» **Work required**:
Locate every line of the material that contains the word "chart" and copy each one out. Match case exactly.
+++ Entries +++
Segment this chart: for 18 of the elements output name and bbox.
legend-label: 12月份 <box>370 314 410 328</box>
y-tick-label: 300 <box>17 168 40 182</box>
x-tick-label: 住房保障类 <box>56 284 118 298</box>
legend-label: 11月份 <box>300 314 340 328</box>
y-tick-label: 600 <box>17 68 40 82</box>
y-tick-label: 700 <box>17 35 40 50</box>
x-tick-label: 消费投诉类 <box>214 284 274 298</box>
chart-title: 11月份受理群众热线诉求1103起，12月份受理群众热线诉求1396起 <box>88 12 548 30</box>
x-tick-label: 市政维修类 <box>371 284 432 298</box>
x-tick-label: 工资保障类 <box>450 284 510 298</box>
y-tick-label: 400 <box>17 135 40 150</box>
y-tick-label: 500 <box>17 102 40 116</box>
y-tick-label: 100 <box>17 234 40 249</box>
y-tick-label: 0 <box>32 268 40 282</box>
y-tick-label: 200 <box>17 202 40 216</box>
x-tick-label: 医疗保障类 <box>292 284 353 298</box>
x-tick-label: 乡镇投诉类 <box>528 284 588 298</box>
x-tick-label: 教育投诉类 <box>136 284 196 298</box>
+++
» **Answer to this problem**:
Segment this chart: for 18 of the elements output name and bbox.
chart-title: 11月份受理群众热线诉求1103起，12月份受理群众热线诉求1396起 <box>88 12 548 30</box>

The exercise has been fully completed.